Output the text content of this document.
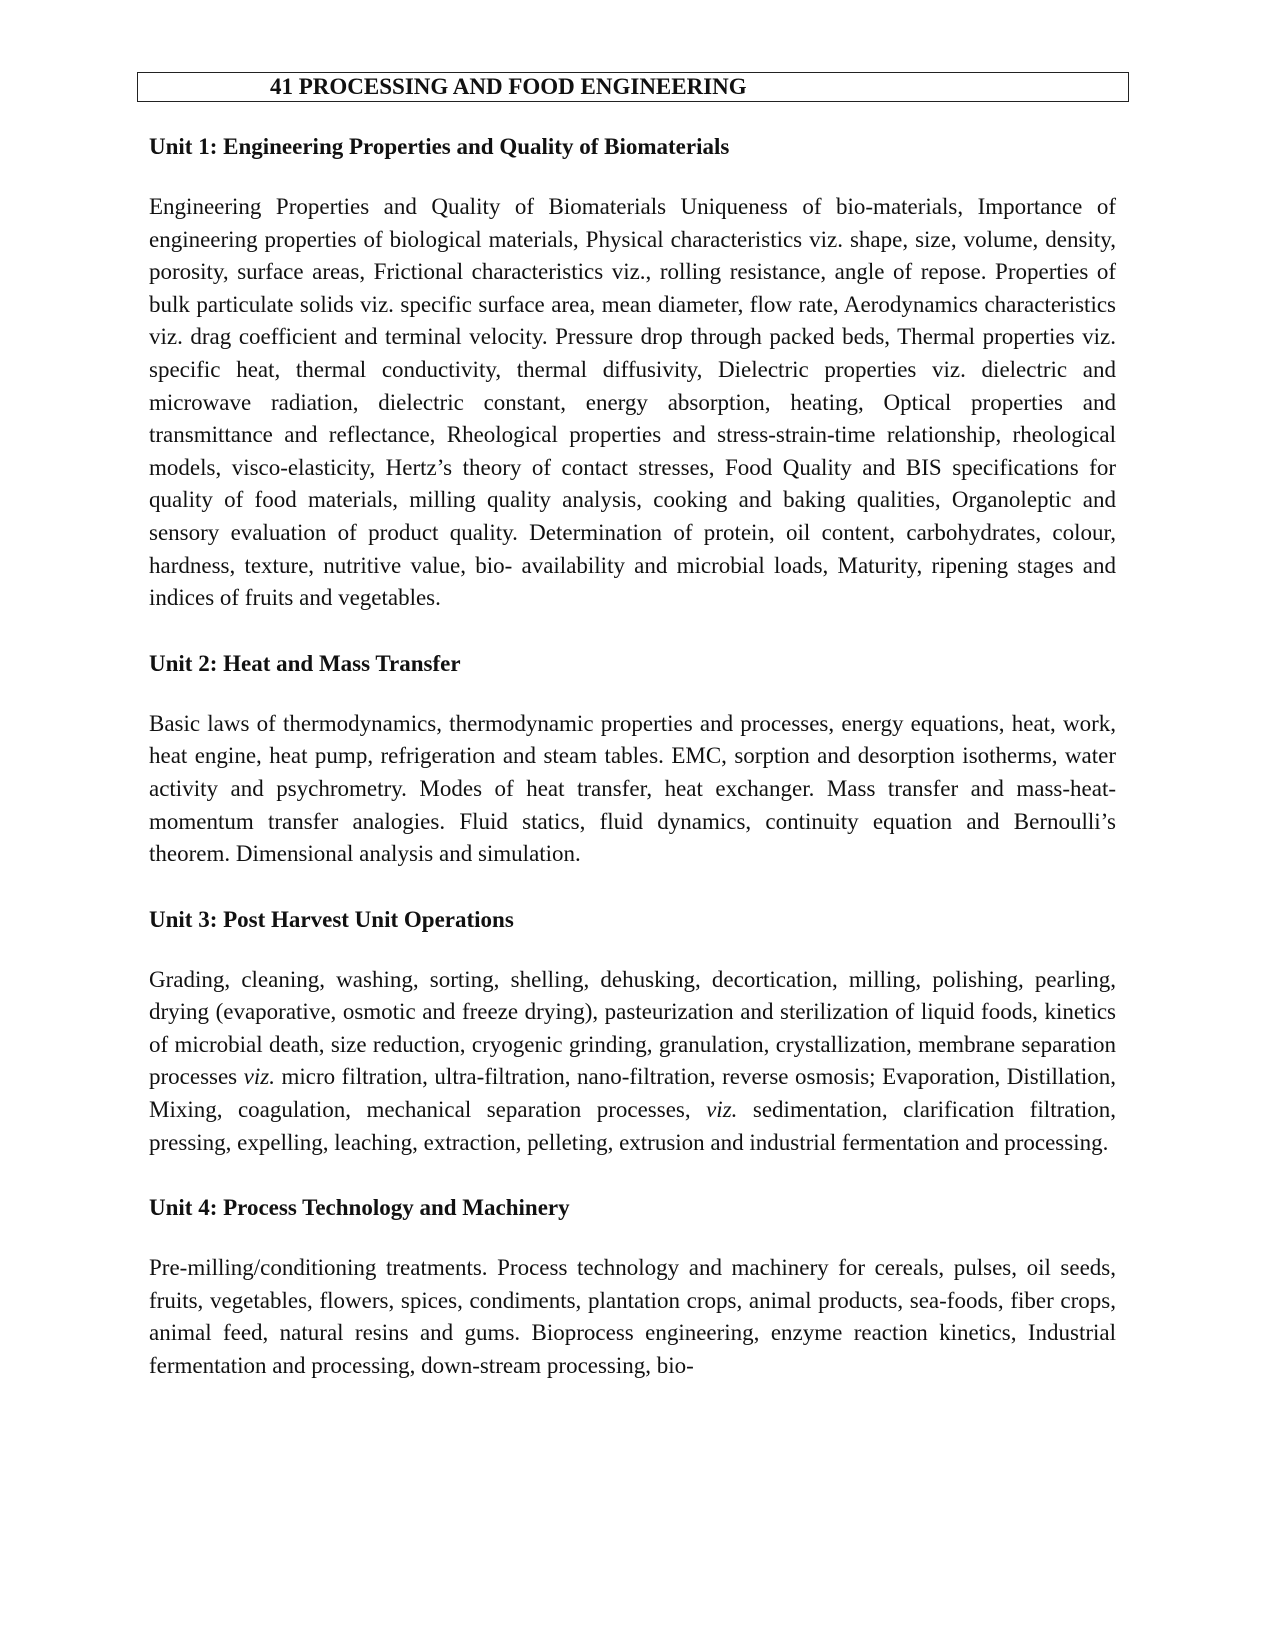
41 PROCESSING AND FOOD ENGINEERING
Unit 1: Engineering Properties and Quality of Biomaterials

Engineering Properties and Quality of Biomaterials Uniqueness of bio-materials, Importance of engineering properties of biological materials, Physical characteristics viz. shape, size, volume, density, porosity, surface areas, Frictional characteristics viz., rolling resistance, angle of repose. Properties of bulk particulate solids viz. specific surface area, mean diameter, flow rate, Aerodynamics characteristics viz. drag coefficient and terminal velocity. Pressure drop through packed beds, Thermal properties viz. specific heat, thermal conductivity, thermal diffusivity, Dielectric properties viz. dielectric and microwave radiation, dielectric constant, energy absorption, heating, Optical properties and transmittance and reflectance, Rheological properties and stress-strain-time relationship, rheological models, visco-elasticity, Hertz’s theory of contact stresses, Food Quality and BIS specifications for quality of food materials, milling quality analysis, cooking and baking qualities, Organoleptic and sensory evaluation of product quality. Determination of protein, oil content, carbohydrates, colour, hardness, texture, nutritive value, bio- availability and microbial loads, Maturity, ripening stages and indices of fruits and vegetables.

Unit 2: Heat and Mass Transfer

Basic laws of thermodynamics, thermodynamic properties and processes, energy equations, heat, work, heat engine, heat pump, refrigeration and steam tables. EMC, sorption and desorption isotherms, water activity and psychrometry. Modes of heat transfer, heat exchanger. Mass transfer and mass-heat-momentum transfer analogies. Fluid statics, fluid dynamics, continuity equation and Bernoulli’s theorem. Dimensional analysis and simulation.

Unit 3: Post Harvest Unit Operations

Grading, cleaning, washing, sorting, shelling, dehusking, decortication, milling, polishing, pearling, drying (evaporative, osmotic and freeze drying), pasteurization and sterilization of liquid foods, kinetics of microbial death, size reduction, cryogenic grinding, granulation, crystallization, membrane separation processes viz. micro filtration, ultra-filtration, nano-filtration, reverse osmosis; Evaporation, Distillation, Mixing, coagulation, mechanical separation processes, viz. sedimentation, clarification filtration, pressing, expelling, leaching, extraction, pelleting, extrusion and industrial fermentation and processing.

Unit 4: Process Technology and Machinery

Pre-milling/conditioning treatments. Process technology and machinery for cereals, pulses, oil seeds, fruits, vegetables, flowers, spices, condiments, plantation crops, animal products, sea-foods, fiber crops, animal feed, natural resins and gums. Bioprocess engineering, enzyme reaction kinetics, Industrial fermentation and processing, down-stream processing, bio-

▬▬▬▬▬▬▬▬▬▬

Task objective
Would it be possible to give the material above again exactly, with the pictures left out?

Response to the task
Output the text content of this document.
41 PROCESSING AND FOOD ENGINEERING
Unit 1: Engineering Properties and Quality of Biomaterials

Engineering Properties and Quality of Biomaterials Uniqueness of bio-materials, Importance of engineering properties of biological materials, Physical characteristics viz. shape, size, volume, density, porosity, surface areas, Frictional characteristics viz., rolling resistance, angle of repose. Properties of bulk particulate solids viz. specific surface area, mean diameter, flow rate, Aerodynamics characteristics viz. drag coefficient and terminal velocity. Pressure drop through packed beds, Thermal properties viz. specific heat, thermal conductivity, thermal diffusivity, Dielectric properties viz. dielectric and microwave radiation, dielectric constant, energy absorption, heating, Optical properties and transmittance and reflectance, Rheological properties and stress-strain-time relationship, rheological models, visco-elasticity, Hertz’s theory of contact stresses, Food Quality and BIS specifications for quality of food materials, milling quality analysis, cooking and baking qualities, Organoleptic and sensory evaluation of product quality. Determination of protein, oil content, carbohydrates, colour, hardness, texture, nutritive value, bio- availability and microbial loads, Maturity, ripening stages and indices of fruits and vegetables.

Unit 2: Heat and Mass Transfer

Basic laws of thermodynamics, thermodynamic properties and processes, energy equations, heat, work, heat engine, heat pump, refrigeration and steam tables. EMC, sorption and desorption isotherms, water activity and psychrometry. Modes of heat transfer, heat exchanger. Mass transfer and mass-heat-momentum transfer analogies. Fluid statics, fluid dynamics, continuity equation and Bernoulli’s theorem. Dimensional analysis and simulation.

Unit 3: Post Harvest Unit Operations

Grading, cleaning, washing, sorting, shelling, dehusking, decortication, milling, polishing, pearling, drying (evaporative, osmotic and freeze drying), pasteurization and sterilization of liquid foods, kinetics of microbial death, size reduction, cryogenic grinding, granulation, crystallization, membrane separation processes viz. micro filtration, ultra-filtration, nano-filtration, reverse osmosis; Evaporation, Distillation, Mixing, coagulation, mechanical separation processes, viz. sedimentation, clarification filtration, pressing, expelling, leaching, extraction, pelleting, extrusion and industrial fermentation and processing.

Unit 4: Process Technology and Machinery

Pre-milling/conditioning treatments. Process technology and machinery for cereals, pulses, oil seeds, fruits, vegetables, flowers, spices, condiments, plantation crops, animal products, sea-foods, fiber crops, animal feed, natural resins and gums. Bioprocess engineering, enzyme reaction kinetics, Industrial fermentation and processing, down-stream processing, bio-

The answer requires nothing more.